◆ Your objective ◆
For the entries that follow, state how many lines include the word "大家都在搜", giving the number and nothing else.

◆ Given data ◆
+ + + +

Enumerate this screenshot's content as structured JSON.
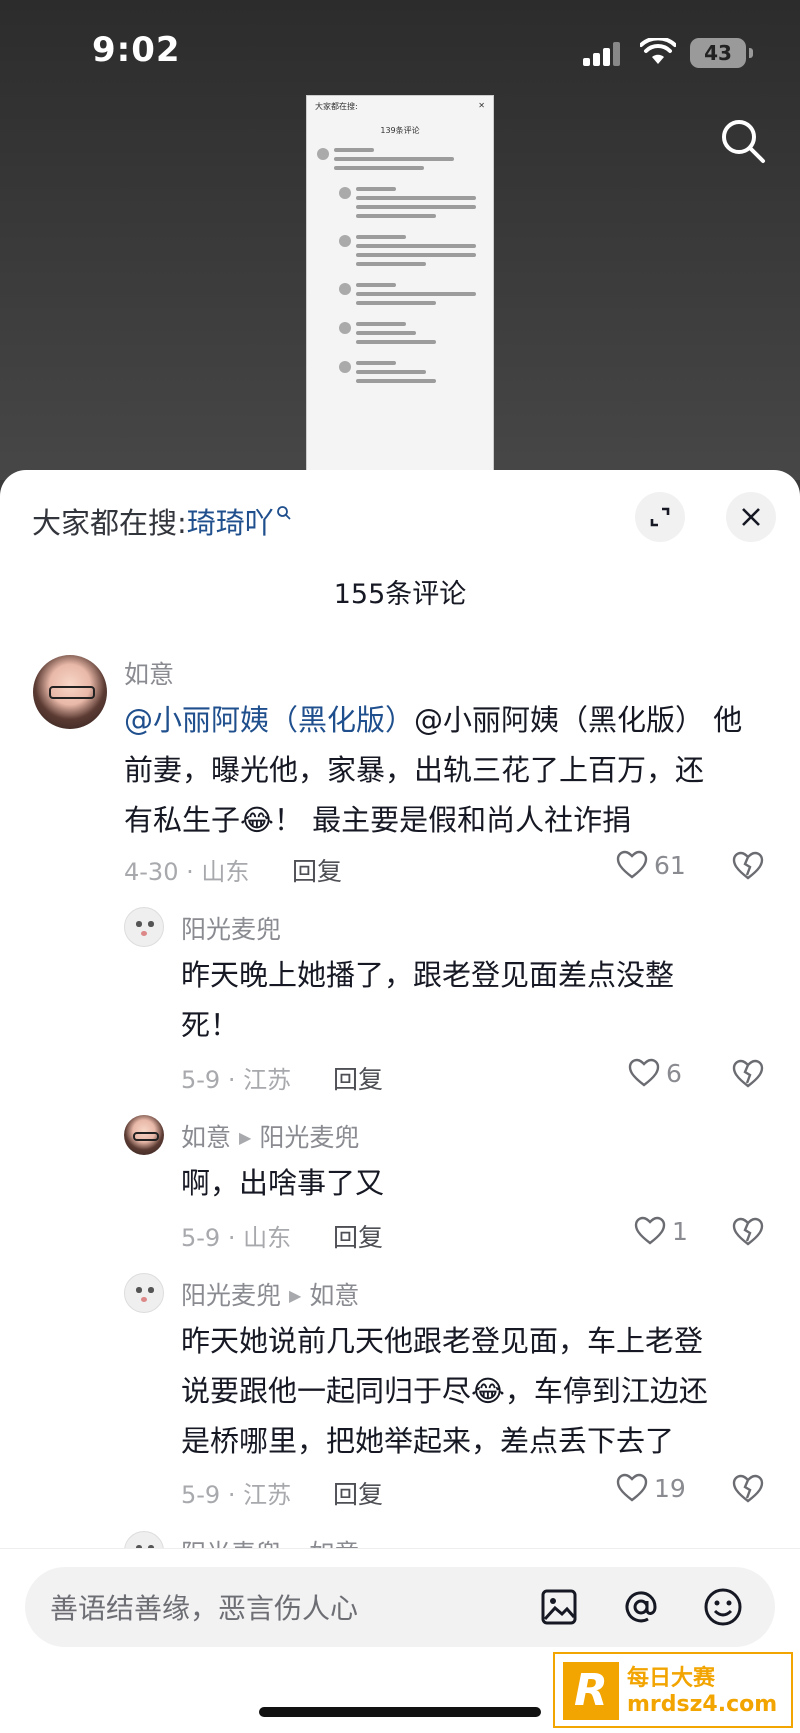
{
  "status_bar": {
    "time": "9:02",
    "battery": "43"
  },
  "thumbnail": {
    "header_prefix": "大家都在搜:",
    "count": "139条评论"
  },
  "sheet": {
    "hot_search_prefix": "大家都在搜:",
    "hot_search_keyword": "琦琦吖",
    "comment_count_title": "155条评论"
  },
  "comments": [
    {
      "user": "如意",
      "mention": "@小丽阿姨（黑化版）",
      "line1_rest": "@小丽阿姨（黑化版） 他",
      "line2": "前妻，曝光他，家暴，出轨三花了上百万，还",
      "line3a": "有私生子",
      "line3b": "！ 最主要是假和尚人社诈捐",
      "date_loc": "4-30 · 山东",
      "reply": "回复",
      "likes": "61"
    },
    {
      "user": "阳光麦兜",
      "line1": "昨天晚上她播了，跟老登见面差点没整",
      "line2": "死！",
      "date_loc": "5-9 · 江苏",
      "reply": "回复",
      "likes": "6"
    },
    {
      "user": "如意",
      "reply_to": "阳光麦兜",
      "line1": "啊，出啥事了又",
      "date_loc": "5-9 · 山东",
      "reply": "回复",
      "likes": "1"
    },
    {
      "user": "阳光麦兜",
      "reply_to": "如意",
      "line1": "昨天她说前几天他跟老登见面，车上老登",
      "line2a": "说要跟他一起同归于尽",
      "line2b": "，车停到江边还",
      "line3": "是桥哪里，把她举起来，差点丢下去了",
      "date_loc": "5-9 · 江苏",
      "reply": "回复",
      "likes": "19"
    },
    {
      "user": "阳光麦兜",
      "reply_to": "如意"
    }
  ],
  "input": {
    "placeholder": "善语结善缘，恶言伤人心"
  },
  "watermark": {
    "logo": "R",
    "line1": "每日大赛",
    "line2": "mrdsz4.com"
  },
  "icons": [
    "search-icon",
    "expand-icon",
    "close-icon",
    "heart-icon",
    "broken-heart-icon",
    "image-icon",
    "at-icon",
    "emoji-icon",
    "laughing-crying-emoji"
  ]
}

+ + + +

◆ Result of this task ◆
2